A Agenda Brasil, plataforma que contém um conjunto de medidas e propostas apresentadas ao governo Dilma por Renan Calheiros (PMDB-AL), presidente do Senado, como suposta solução da crise econômica e política, está em discussão na casa.
De acordo com fontes ouvidas pelo Brasil de Fato, Renan quer que a Agenda seja votada o mais rápido possível. Ela deve ser levada ao Congresso nas próximas semanas.
Uma comissão multipartidária, composta por 14 deputados, está discutindo os pontos da agenda e fazendo alterações para que as propostas sejam aprovadas.
Diversos itens apresentados já eram projetos de lei em tramitação no Senado – com a votação da agenda, deverão ser aprovados mais rapidamente.
Retrocesso – Representantes de movimentos e organizações sociais acreditam que as propostas da Agenda Brasil serão desastrosas para o país.
Em ato realizado nesta quinta-feira (20), mais de 170 mil militantes de movimentos sociais foram às ruas para protestar contras as medidas de ajuste fiscal e contra as propostas da Agenda Brasil.
Para Benedito Barbosa, dirigente da Central de Movimentos Populares (CMP), a Agenda Brasil vai colocar o governo Dilma “de joelhos”. “A direita, na figura do Renan Calheiros, em troca do ‘pacto pela governabilidade’, quer impor essa proposta neoliberal ao governo, isolando as pautas sociais”.

================================

• **EXERCÍCIO 1**: Reescreva o trecho sobre a Agenda Brasil a partir de "Uma comissão multipartidária, composta" e seguindo até "propostas sejam aprovadas.", trocando "deputados" por "parlamentares".
• **EXERCÍCIO 2**: De acordo com o trecho sobre a Agenda Brasil, quantos militantes de movimentos sociais foram às ruas no ato desta quinta-feira (20)?
Baseie-se somente no trecho do documento.

================================

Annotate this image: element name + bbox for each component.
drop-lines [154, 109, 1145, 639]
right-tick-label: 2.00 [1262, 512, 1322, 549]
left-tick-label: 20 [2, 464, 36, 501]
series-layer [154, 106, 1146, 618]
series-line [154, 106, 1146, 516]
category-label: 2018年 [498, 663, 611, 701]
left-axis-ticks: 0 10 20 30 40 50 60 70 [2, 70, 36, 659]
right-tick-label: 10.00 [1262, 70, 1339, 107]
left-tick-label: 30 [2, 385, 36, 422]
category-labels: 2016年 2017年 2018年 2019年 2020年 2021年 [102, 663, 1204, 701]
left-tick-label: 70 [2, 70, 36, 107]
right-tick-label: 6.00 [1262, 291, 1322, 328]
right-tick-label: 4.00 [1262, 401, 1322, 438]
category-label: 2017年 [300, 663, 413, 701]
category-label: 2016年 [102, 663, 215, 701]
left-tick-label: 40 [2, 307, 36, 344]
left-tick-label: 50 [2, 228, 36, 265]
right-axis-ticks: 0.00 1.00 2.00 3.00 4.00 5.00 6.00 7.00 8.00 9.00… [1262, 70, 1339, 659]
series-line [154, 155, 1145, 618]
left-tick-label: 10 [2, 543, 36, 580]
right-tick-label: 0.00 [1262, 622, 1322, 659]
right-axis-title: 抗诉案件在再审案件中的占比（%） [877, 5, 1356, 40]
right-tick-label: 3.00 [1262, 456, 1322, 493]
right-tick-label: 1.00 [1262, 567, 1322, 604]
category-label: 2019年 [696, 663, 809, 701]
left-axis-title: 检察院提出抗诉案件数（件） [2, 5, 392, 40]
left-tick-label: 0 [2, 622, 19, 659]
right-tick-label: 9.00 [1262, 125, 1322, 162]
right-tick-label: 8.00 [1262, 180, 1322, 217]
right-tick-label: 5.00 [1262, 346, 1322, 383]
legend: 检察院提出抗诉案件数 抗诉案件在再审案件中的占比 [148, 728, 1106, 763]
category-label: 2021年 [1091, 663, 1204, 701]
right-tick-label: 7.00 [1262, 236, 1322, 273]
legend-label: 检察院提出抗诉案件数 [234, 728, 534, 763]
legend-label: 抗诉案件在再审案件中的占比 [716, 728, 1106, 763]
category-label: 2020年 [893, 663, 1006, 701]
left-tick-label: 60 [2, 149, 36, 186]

================================

• **RESPOSTA 1**:
Uma comissão multipartidária, composta por 14 parlamentares, está discutindo os pontos da agenda e fazendo alterações para que as propostas sejam aprovadas.

• **RESPOSTA 2**: Mais de 170 mil militantes.